**OBJECTIVE:**
Below are the records; pull every line that includes "animals".

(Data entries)
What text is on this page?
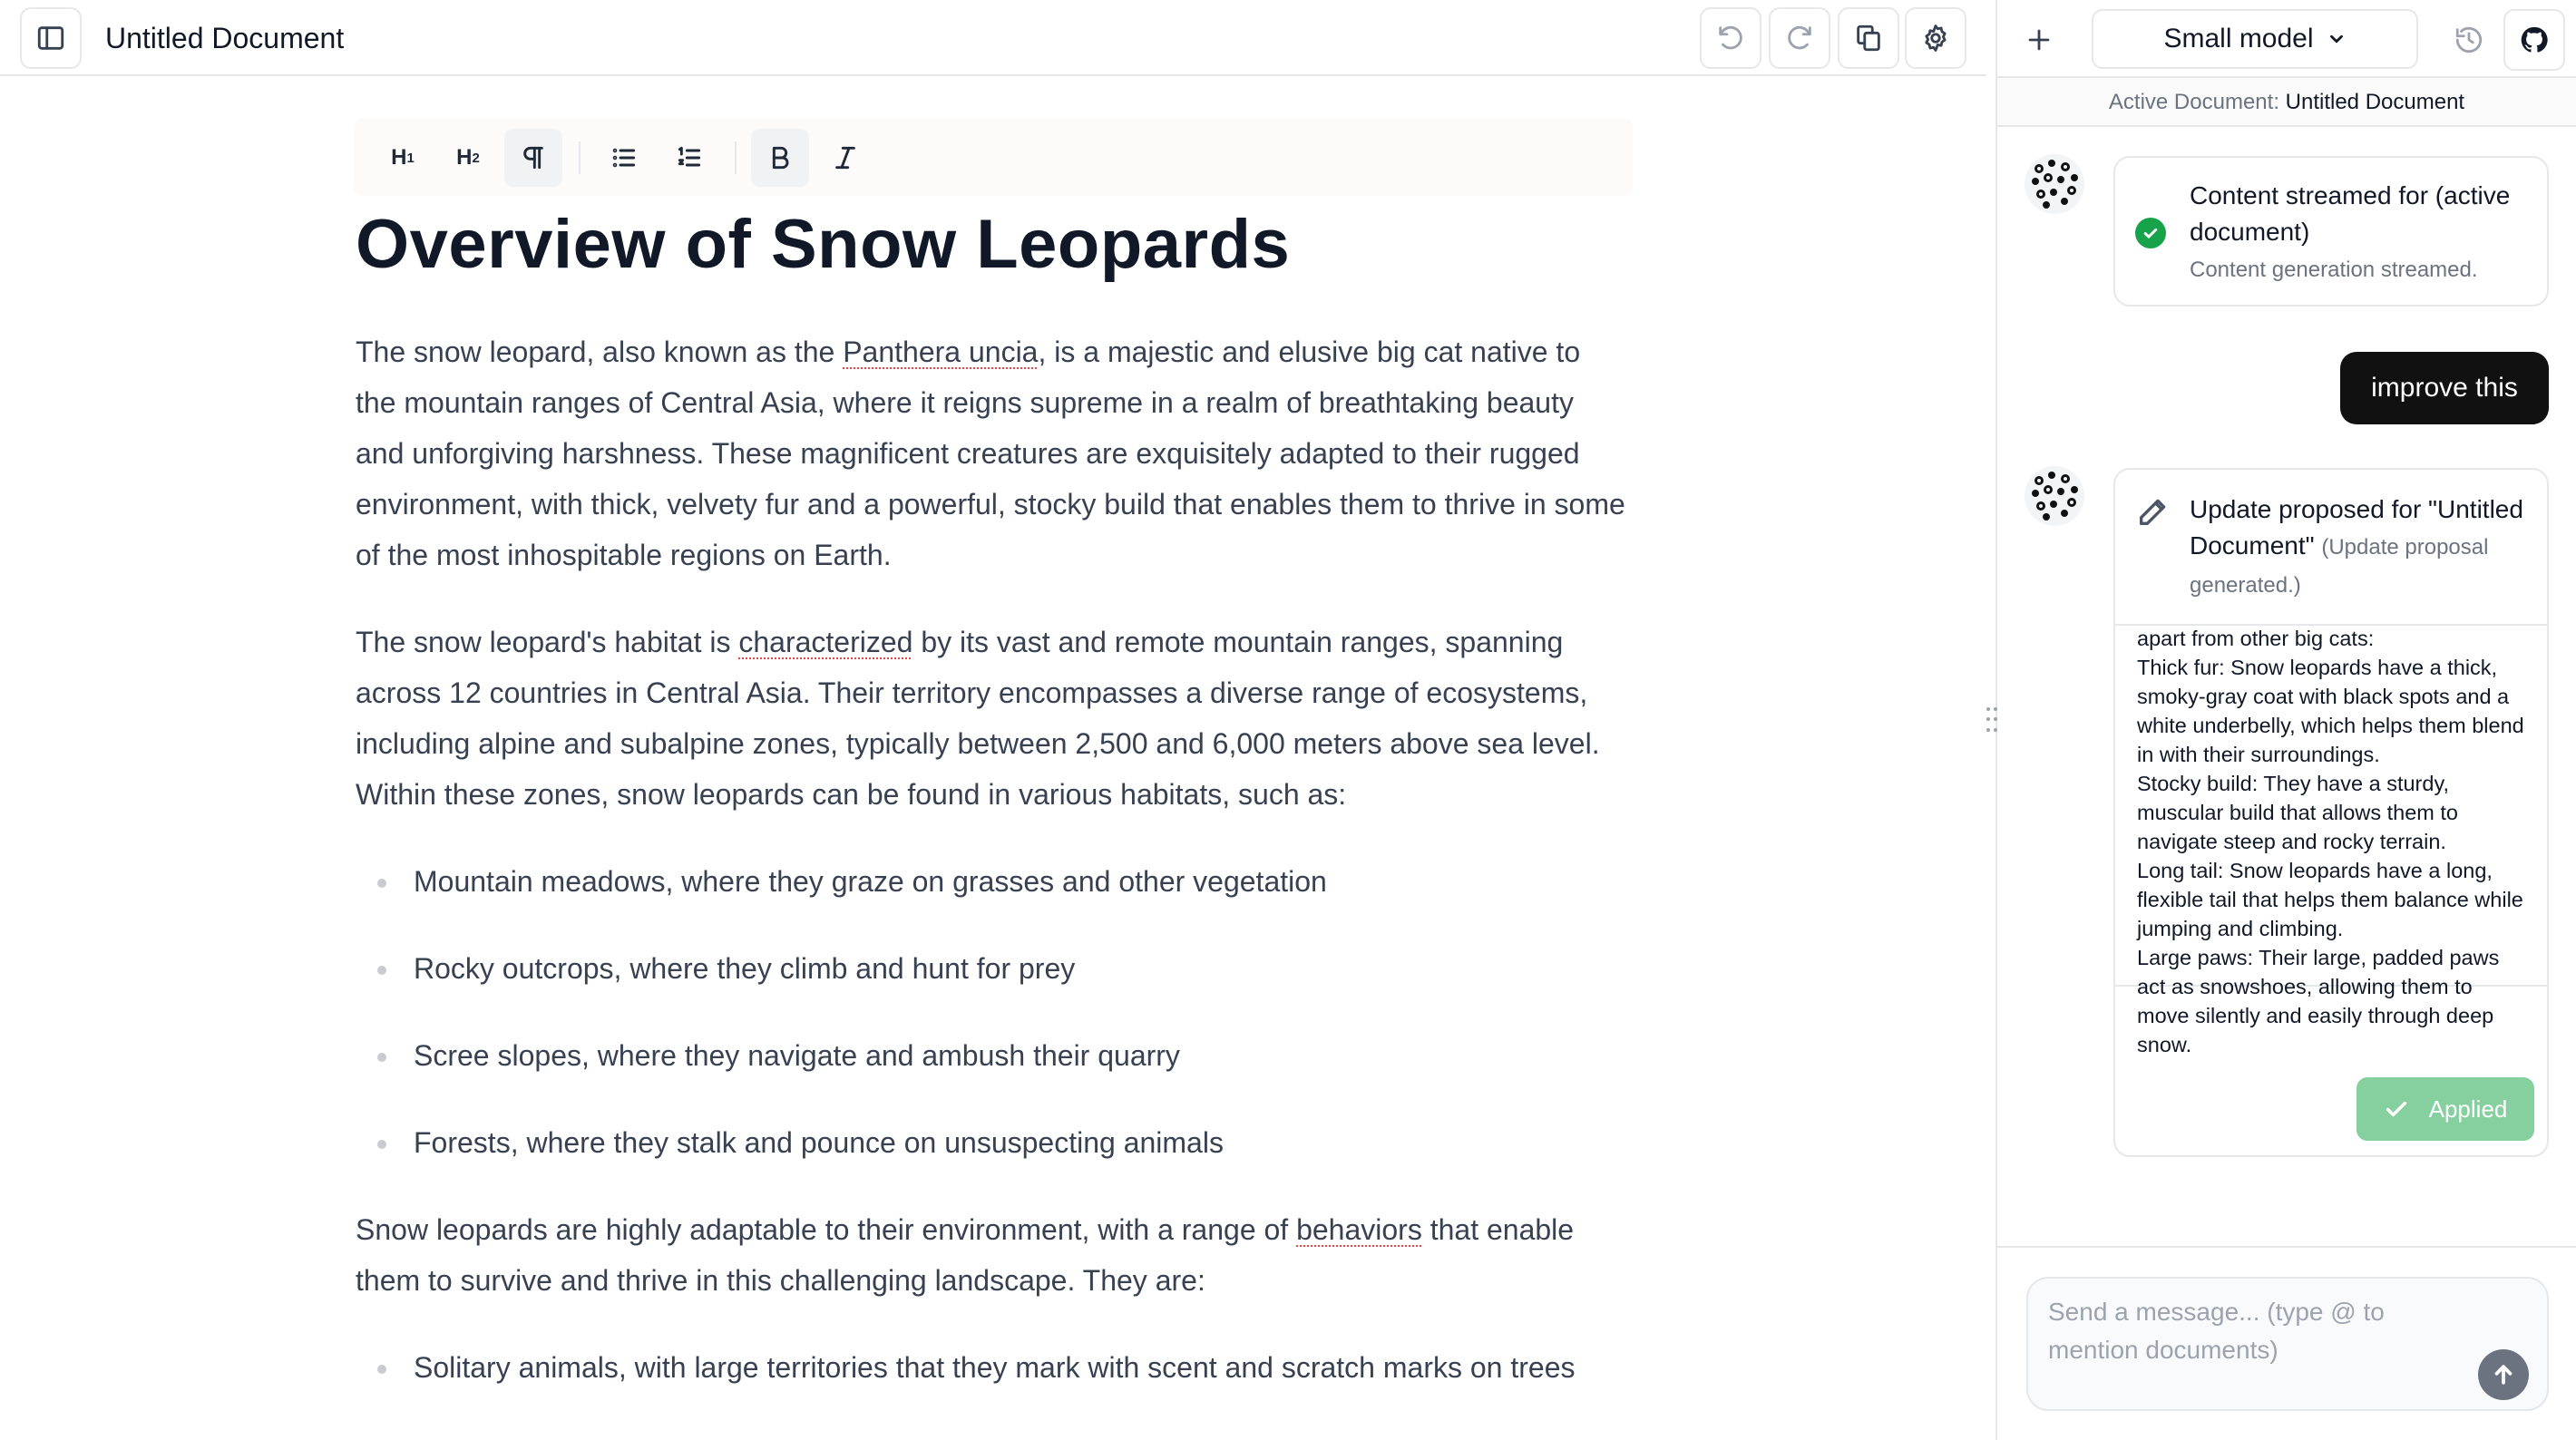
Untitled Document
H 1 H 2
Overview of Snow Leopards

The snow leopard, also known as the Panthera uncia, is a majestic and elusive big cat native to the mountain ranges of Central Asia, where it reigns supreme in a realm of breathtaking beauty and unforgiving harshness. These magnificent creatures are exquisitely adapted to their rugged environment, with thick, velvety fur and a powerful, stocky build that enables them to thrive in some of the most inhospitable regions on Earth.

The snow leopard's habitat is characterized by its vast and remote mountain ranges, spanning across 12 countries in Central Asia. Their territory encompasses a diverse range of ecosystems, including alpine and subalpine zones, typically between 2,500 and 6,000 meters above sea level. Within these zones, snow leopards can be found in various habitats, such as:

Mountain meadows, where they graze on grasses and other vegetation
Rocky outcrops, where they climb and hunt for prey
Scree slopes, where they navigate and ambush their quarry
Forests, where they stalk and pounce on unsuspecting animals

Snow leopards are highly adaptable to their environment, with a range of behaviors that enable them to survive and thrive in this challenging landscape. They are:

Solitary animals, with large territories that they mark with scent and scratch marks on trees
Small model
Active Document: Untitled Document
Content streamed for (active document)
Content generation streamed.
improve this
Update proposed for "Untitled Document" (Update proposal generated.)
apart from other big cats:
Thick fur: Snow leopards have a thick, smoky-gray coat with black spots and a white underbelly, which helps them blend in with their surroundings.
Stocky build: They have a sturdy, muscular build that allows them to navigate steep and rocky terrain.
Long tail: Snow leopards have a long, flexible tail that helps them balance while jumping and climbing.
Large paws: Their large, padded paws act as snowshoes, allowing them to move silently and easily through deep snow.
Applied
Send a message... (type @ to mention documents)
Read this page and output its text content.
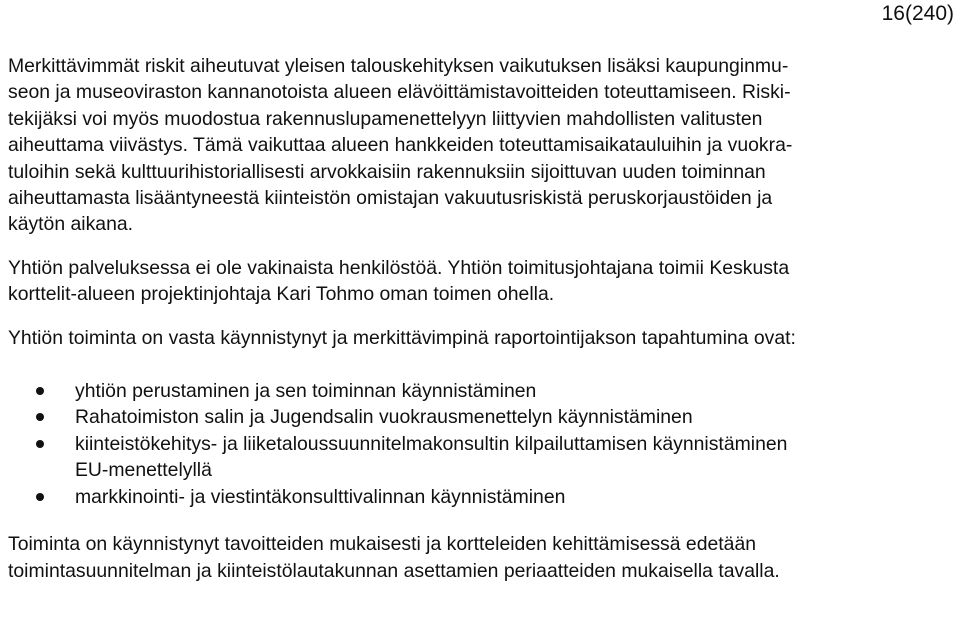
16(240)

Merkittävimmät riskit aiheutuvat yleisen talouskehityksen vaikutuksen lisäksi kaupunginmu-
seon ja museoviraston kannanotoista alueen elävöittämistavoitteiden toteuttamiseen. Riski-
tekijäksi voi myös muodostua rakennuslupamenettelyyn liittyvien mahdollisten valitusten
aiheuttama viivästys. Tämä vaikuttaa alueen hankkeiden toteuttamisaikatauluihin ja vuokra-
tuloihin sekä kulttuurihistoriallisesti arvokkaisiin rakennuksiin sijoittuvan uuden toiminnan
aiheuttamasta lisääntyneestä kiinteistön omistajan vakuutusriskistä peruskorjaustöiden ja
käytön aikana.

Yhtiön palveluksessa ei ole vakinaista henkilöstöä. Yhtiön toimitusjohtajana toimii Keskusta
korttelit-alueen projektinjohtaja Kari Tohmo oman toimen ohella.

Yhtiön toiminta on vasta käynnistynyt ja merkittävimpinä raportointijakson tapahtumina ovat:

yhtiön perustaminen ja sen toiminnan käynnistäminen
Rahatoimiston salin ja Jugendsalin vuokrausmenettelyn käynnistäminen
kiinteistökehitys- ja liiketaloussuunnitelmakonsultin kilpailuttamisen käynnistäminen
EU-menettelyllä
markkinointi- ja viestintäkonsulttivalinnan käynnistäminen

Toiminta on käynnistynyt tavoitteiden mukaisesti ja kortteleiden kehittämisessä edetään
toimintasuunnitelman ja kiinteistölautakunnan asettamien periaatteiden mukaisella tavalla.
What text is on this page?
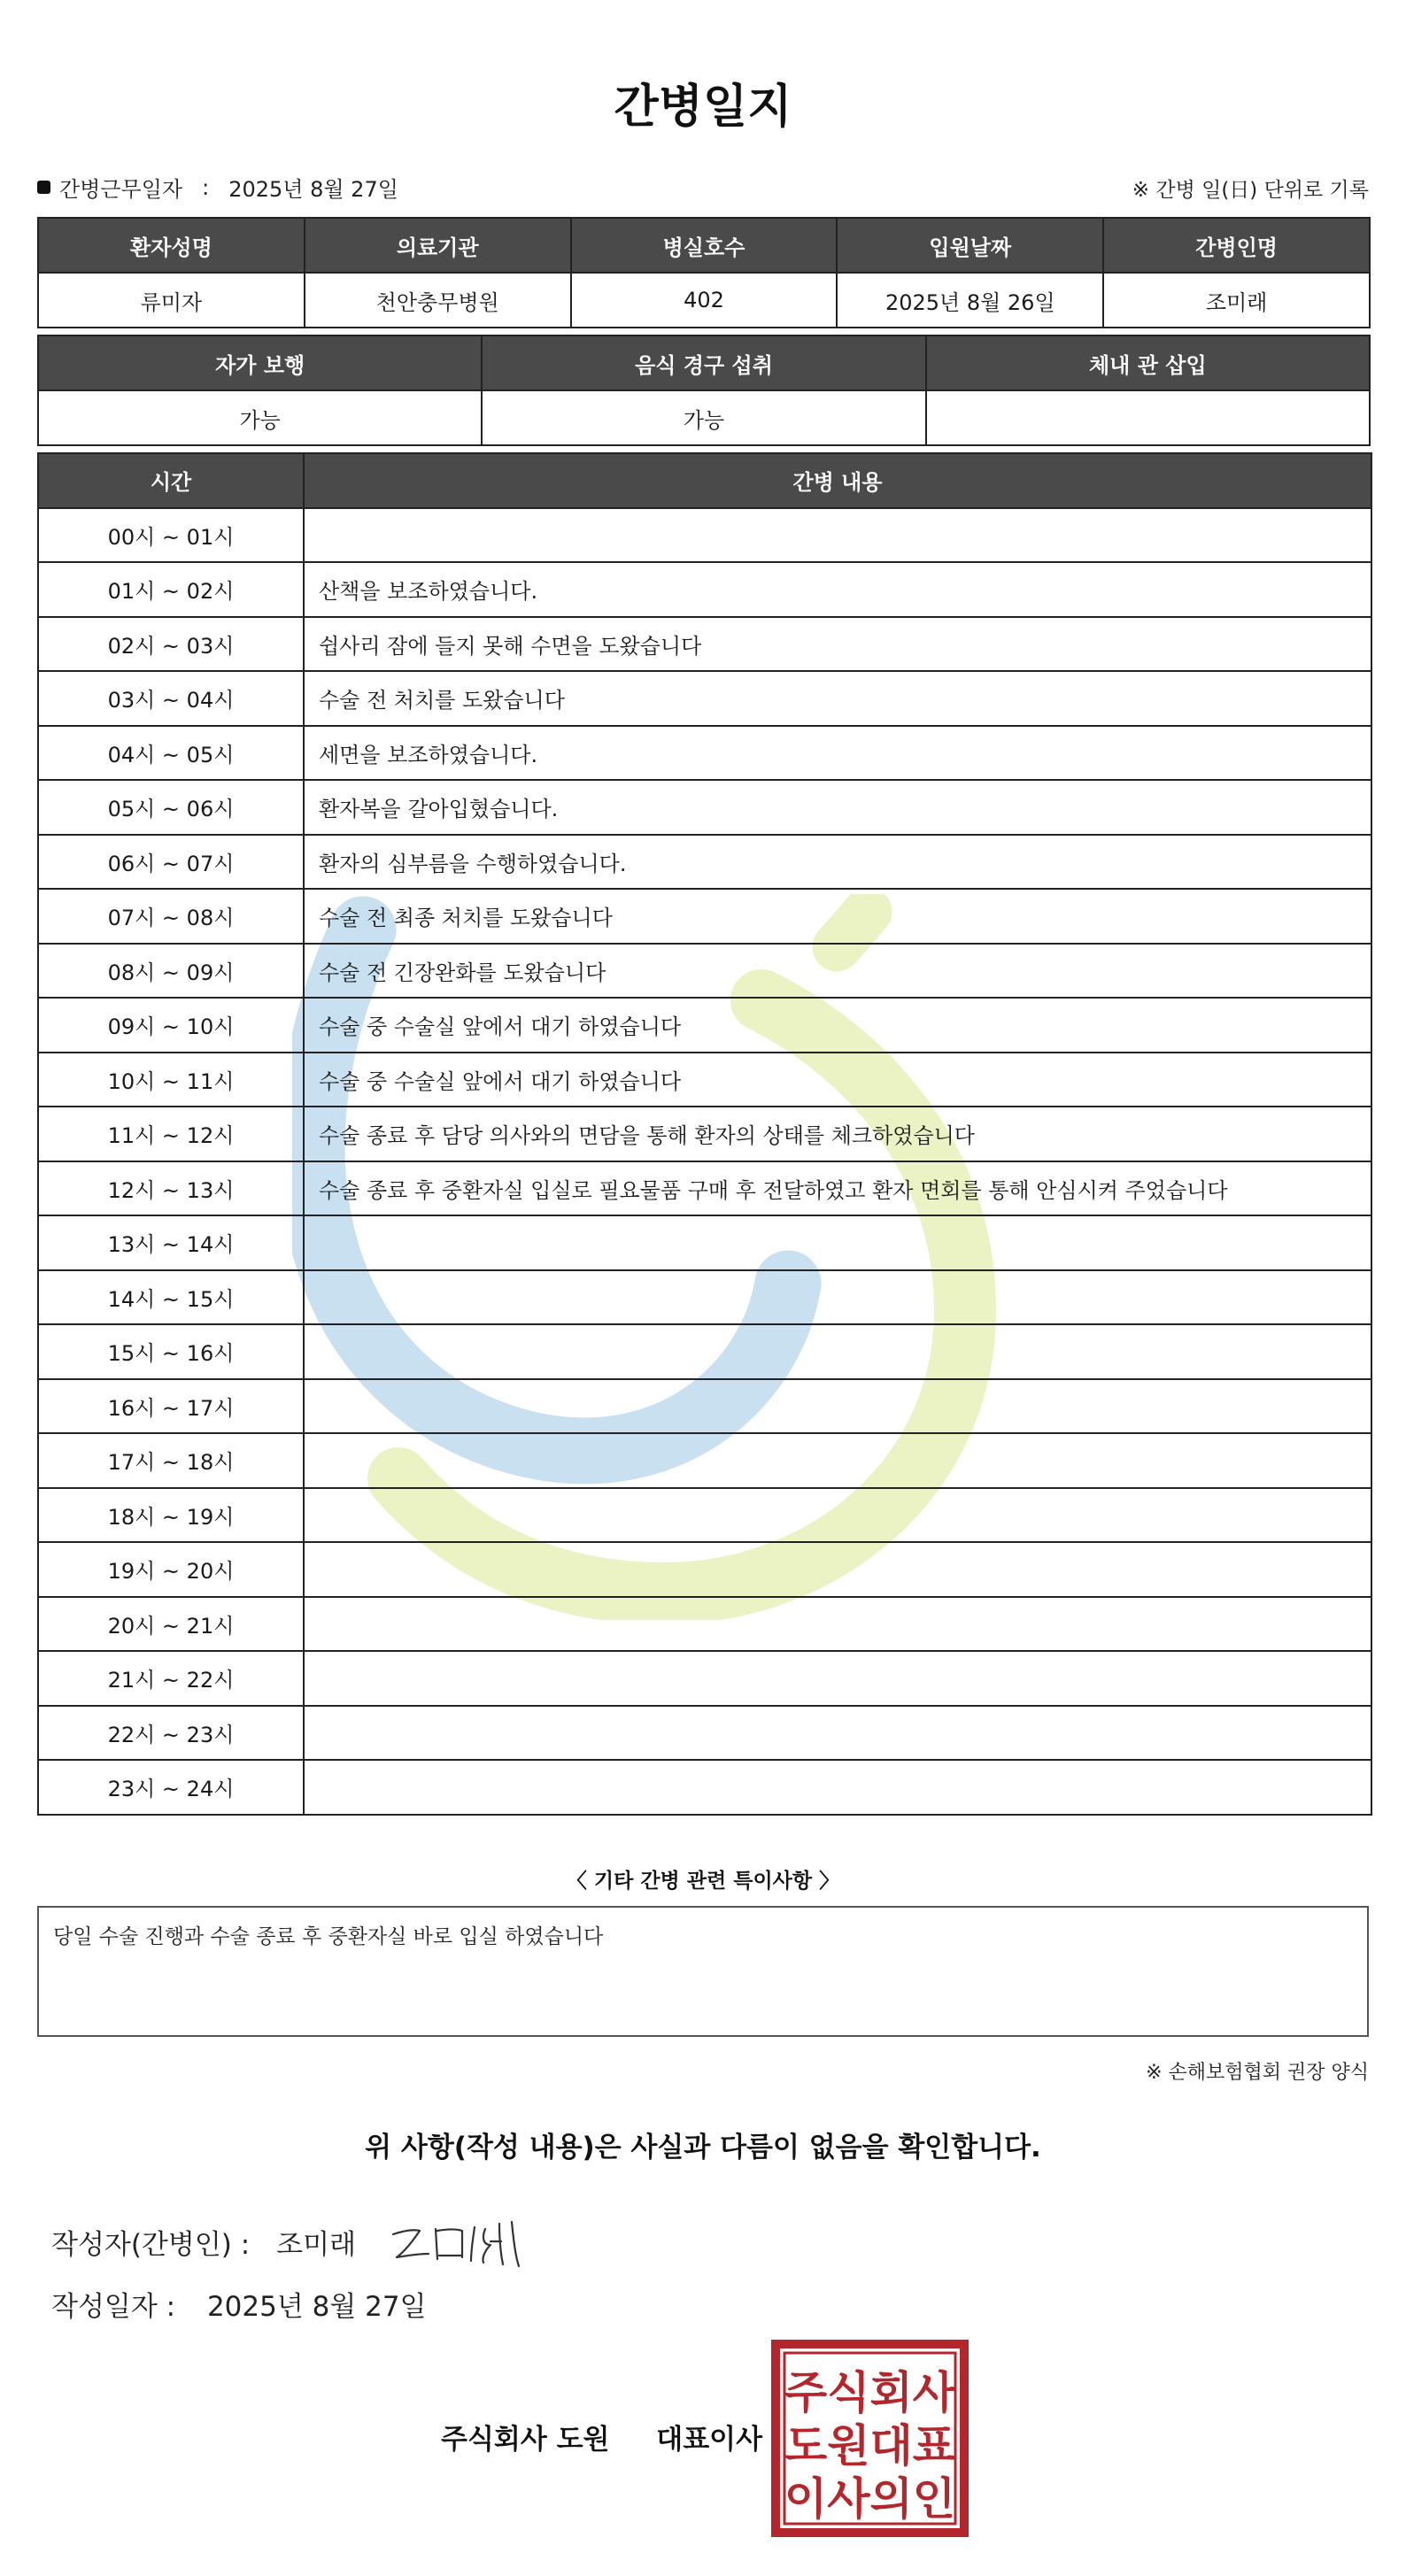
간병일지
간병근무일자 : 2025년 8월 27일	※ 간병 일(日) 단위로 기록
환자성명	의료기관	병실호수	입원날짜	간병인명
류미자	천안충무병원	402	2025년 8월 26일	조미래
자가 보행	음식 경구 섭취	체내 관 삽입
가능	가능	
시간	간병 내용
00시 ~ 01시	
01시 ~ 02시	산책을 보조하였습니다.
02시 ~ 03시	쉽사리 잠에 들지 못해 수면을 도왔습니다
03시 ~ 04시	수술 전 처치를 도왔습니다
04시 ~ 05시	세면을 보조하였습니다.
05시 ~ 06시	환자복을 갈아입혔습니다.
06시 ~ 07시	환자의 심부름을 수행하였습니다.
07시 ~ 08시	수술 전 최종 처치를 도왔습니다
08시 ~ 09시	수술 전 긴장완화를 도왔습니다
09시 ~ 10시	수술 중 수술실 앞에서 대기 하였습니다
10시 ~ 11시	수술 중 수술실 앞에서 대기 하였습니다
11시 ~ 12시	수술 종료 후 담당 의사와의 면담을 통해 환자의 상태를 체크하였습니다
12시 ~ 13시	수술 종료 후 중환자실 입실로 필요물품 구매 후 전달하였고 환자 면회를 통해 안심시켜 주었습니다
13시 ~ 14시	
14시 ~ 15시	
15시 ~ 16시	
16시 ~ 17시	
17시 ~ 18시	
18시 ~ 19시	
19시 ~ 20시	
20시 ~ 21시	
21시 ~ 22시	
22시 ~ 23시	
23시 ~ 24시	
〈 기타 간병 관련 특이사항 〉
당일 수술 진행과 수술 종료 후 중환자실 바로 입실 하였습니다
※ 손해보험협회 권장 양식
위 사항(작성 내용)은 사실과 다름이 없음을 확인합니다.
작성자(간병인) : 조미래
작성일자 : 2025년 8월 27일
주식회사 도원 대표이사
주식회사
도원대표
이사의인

**RESULT BELOW:**
Forests, where they stalk and pounce on unsuspecting animals
Solitary animals, with large territories that they mark with scent and scratch marks on trees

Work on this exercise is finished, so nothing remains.